- [Aim]
Tally the lines of the listing that contain the string "title". Give the number and nothing else.

- [Data supplied]
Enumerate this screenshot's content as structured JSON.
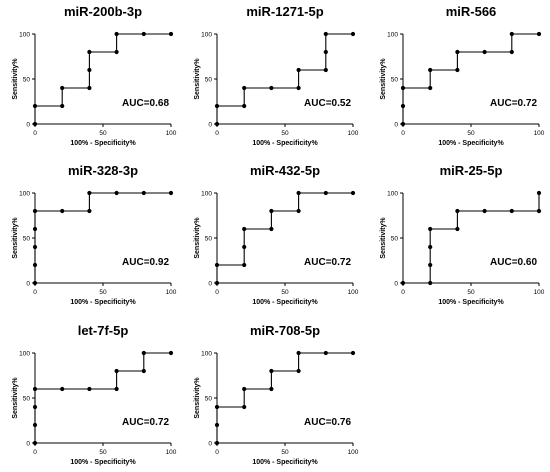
{
  "figure": {
    "xlabel": "100% - Specificity%",
    "ylabel": "Sensitivity%",
    "ticks": [
      "0",
      "50",
      "100"
    ]
  },
  "chart_data": [
    {
      "type": "line",
      "title": "miR-200b-3p",
      "annotation": "AUC=0.68",
      "xlabel": "100% - Specificity%",
      "ylabel": "Sensitivity%",
      "xlim": [
        0,
        100
      ],
      "ylim": [
        0,
        100
      ],
      "x": [
        0,
        0,
        20,
        20,
        40,
        40,
        40,
        60,
        60,
        80,
        100
      ],
      "y": [
        0,
        20,
        20,
        40,
        40,
        60,
        80,
        80,
        100,
        100,
        100
      ]
    },
    {
      "type": "line",
      "title": "miR-1271-5p",
      "annotation": "AUC=0.52",
      "xlabel": "100% - Specificity%",
      "ylabel": "Sensitivity%",
      "xlim": [
        0,
        100
      ],
      "ylim": [
        0,
        100
      ],
      "x": [
        0,
        0,
        20,
        20,
        40,
        60,
        60,
        80,
        80,
        80,
        100
      ],
      "y": [
        0,
        20,
        20,
        40,
        40,
        40,
        60,
        60,
        80,
        100,
        100
      ]
    },
    {
      "type": "line",
      "title": "miR-566",
      "annotation": "AUC=0.72",
      "xlabel": "100% - Specificity%",
      "ylabel": "Sensitivity%",
      "xlim": [
        0,
        100
      ],
      "ylim": [
        0,
        100
      ],
      "x": [
        0,
        0,
        0,
        20,
        20,
        40,
        40,
        60,
        80,
        80,
        100
      ],
      "y": [
        0,
        20,
        40,
        40,
        60,
        60,
        80,
        80,
        80,
        100,
        100
      ]
    },
    {
      "type": "line",
      "title": "miR-328-3p",
      "annotation": "AUC=0.92",
      "xlabel": "100% - Specificity%",
      "ylabel": "Sensitivity%",
      "xlim": [
        0,
        100
      ],
      "ylim": [
        0,
        100
      ],
      "x": [
        0,
        0,
        0,
        0,
        0,
        20,
        40,
        40,
        60,
        80,
        100
      ],
      "y": [
        0,
        20,
        40,
        60,
        80,
        80,
        80,
        100,
        100,
        100,
        100
      ]
    },
    {
      "type": "line",
      "title": "miR-432-5p",
      "annotation": "AUC=0.72",
      "xlabel": "100% - Specificity%",
      "ylabel": "Sensitivity%",
      "xlim": [
        0,
        100
      ],
      "ylim": [
        0,
        100
      ],
      "x": [
        0,
        0,
        20,
        20,
        20,
        40,
        40,
        60,
        60,
        80,
        100
      ],
      "y": [
        0,
        20,
        20,
        40,
        60,
        60,
        80,
        80,
        100,
        100,
        100
      ]
    },
    {
      "type": "line",
      "title": "miR-25-5p",
      "annotation": "AUC=0.60",
      "xlabel": "100% - Specificity%",
      "ylabel": "Sensitivity%",
      "xlim": [
        0,
        100
      ],
      "ylim": [
        0,
        100
      ],
      "x": [
        0,
        20,
        20,
        20,
        20,
        40,
        40,
        60,
        80,
        100,
        100
      ],
      "y": [
        0,
        0,
        20,
        40,
        60,
        60,
        80,
        80,
        80,
        80,
        100
      ]
    },
    {
      "type": "line",
      "title": "let-7f-5p",
      "annotation": "AUC=0.72",
      "xlabel": "100% - Specificity%",
      "ylabel": "Sensitivity%",
      "xlim": [
        0,
        100
      ],
      "ylim": [
        0,
        100
      ],
      "x": [
        0,
        0,
        0,
        0,
        20,
        40,
        60,
        60,
        80,
        80,
        100
      ],
      "y": [
        0,
        20,
        40,
        60,
        60,
        60,
        60,
        80,
        80,
        100,
        100
      ]
    },
    {
      "type": "line",
      "title": "miR-708-5p",
      "annotation": "AUC=0.76",
      "xlabel": "100% - Specificity%",
      "ylabel": "Sensitivity%",
      "xlim": [
        0,
        100
      ],
      "ylim": [
        0,
        100
      ],
      "x": [
        0,
        0,
        0,
        20,
        20,
        40,
        40,
        60,
        60,
        80,
        100
      ],
      "y": [
        0,
        20,
        40,
        40,
        60,
        60,
        80,
        80,
        100,
        100,
        100
      ]
    }
  ]
}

- [Response to this task]
8